** start INPUT ROWS **

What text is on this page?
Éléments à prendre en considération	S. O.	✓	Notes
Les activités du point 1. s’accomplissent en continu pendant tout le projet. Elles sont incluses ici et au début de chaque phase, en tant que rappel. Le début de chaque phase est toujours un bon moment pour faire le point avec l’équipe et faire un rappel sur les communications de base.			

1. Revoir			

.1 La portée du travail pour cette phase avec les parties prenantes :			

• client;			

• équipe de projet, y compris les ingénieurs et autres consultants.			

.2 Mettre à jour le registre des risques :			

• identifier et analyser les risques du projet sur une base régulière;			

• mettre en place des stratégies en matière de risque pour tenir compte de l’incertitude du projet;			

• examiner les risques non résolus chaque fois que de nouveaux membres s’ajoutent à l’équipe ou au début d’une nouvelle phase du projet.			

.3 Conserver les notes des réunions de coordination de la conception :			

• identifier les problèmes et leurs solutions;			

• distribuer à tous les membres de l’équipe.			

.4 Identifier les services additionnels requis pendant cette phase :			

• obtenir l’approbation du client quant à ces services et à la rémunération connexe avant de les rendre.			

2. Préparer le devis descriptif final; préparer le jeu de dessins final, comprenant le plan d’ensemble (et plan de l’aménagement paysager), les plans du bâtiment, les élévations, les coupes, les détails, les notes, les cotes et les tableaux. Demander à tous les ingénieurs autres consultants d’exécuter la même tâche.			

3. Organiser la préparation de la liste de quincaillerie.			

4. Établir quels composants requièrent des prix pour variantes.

** end INPUT ROWS **

WHAT IS BEING ASKED: Copy each entry exactly, with nothing added or dropped.

CORRECT RESPONSE:
What text is on this page?
Éléments à prendre en considération	S. O.	✓	Notes
Les activités du point 1. s’accomplissent en continu pendant tout le projet. Elles sont incluses ici et au début de chaque phase, en tant que rappel. Le début de chaque phase est toujours un bon moment pour faire le point avec l’équipe et faire un rappel sur les communications de base.			

1. Revoir			

.1 La portée du travail pour cette phase avec les parties prenantes :			

• client;			

• équipe de projet, y compris les ingénieurs et autres consultants.			

.2 Mettre à jour le registre des risques :			

• identifier et analyser les risques du projet sur une base régulière;			

• mettre en place des stratégies en matière de risque pour tenir compte de l’incertitude du projet;			

• examiner les risques non résolus chaque fois que de nouveaux membres s’ajoutent à l’équipe ou au début d’une nouvelle phase du projet.			

.3 Conserver les notes des réunions de coordination de la conception :			

• identifier les problèmes et leurs solutions;			

• distribuer à tous les membres de l’équipe.			

.4 Identifier les services additionnels requis pendant cette phase :			

• obtenir l’approbation du client quant à ces services et à la rémunération connexe avant de les rendre.			

2. Préparer le devis descriptif final; préparer le jeu de dessins final, comprenant le plan d’ensemble (et plan de l’aménagement paysager), les plans du bâtiment, les élévations, les coupes, les détails, les notes, les cotes et les tableaux. Demander à tous les ingénieurs autres consultants d’exécuter la même tâche.			

3. Organiser la préparation de la liste de quincaillerie.			

4. Établir quels composants requièrent des prix pour variantes.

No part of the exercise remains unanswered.